Stated goal: Determine how many lines carry the word "Level". Output that number only.

Input material:
----------------

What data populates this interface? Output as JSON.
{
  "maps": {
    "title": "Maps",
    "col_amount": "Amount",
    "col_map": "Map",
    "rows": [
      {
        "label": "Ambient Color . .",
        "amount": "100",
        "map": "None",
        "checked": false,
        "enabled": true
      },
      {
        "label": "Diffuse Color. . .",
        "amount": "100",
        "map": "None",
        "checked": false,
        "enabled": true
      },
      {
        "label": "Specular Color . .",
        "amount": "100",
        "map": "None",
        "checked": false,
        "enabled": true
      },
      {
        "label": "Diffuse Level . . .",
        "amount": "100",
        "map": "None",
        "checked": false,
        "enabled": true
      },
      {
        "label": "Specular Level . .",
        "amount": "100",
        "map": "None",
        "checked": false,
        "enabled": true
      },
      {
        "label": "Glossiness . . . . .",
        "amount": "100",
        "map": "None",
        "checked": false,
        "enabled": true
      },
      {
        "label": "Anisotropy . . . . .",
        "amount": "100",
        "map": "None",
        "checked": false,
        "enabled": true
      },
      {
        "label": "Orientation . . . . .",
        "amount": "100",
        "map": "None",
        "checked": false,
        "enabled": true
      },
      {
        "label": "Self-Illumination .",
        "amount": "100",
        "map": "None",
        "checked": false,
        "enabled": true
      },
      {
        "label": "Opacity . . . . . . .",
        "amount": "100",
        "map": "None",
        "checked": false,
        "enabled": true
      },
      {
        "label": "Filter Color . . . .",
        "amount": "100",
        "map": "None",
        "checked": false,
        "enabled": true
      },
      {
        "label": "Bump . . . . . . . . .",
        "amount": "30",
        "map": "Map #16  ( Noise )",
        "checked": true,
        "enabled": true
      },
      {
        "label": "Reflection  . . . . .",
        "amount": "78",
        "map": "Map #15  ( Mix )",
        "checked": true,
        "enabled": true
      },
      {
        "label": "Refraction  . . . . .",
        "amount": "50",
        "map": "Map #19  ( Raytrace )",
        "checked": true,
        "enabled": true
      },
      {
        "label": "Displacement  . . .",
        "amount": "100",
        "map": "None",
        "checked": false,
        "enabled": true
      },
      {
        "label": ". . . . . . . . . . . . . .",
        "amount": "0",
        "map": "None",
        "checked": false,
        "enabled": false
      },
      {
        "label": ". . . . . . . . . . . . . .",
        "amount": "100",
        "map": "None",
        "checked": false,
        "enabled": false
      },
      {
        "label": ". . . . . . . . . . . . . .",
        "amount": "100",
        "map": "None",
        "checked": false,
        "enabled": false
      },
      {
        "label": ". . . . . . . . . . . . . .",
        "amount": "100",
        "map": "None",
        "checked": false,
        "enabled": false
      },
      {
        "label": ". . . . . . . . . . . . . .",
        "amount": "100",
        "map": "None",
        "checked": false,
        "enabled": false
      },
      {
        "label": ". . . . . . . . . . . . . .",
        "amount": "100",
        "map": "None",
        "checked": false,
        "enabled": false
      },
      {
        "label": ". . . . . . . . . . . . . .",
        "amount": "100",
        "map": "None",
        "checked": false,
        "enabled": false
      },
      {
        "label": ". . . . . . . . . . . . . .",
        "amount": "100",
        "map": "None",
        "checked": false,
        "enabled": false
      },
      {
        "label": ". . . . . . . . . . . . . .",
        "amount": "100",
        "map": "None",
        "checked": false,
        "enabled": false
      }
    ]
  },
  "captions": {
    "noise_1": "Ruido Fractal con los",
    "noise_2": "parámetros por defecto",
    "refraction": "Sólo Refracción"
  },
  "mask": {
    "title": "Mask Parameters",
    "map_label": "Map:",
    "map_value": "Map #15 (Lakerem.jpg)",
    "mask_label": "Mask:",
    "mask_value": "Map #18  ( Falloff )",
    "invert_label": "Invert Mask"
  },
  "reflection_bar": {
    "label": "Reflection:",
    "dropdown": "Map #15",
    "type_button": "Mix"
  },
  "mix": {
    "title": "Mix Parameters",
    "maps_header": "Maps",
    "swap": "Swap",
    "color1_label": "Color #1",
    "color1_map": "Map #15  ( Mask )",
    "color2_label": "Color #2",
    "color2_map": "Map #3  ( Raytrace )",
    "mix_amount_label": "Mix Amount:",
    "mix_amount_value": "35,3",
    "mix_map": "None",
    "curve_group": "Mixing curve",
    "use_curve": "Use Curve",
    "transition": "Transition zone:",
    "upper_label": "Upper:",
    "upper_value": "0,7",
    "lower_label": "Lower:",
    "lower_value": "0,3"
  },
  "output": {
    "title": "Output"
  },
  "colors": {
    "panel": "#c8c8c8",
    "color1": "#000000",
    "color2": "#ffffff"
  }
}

----------------

Answer to the task: 2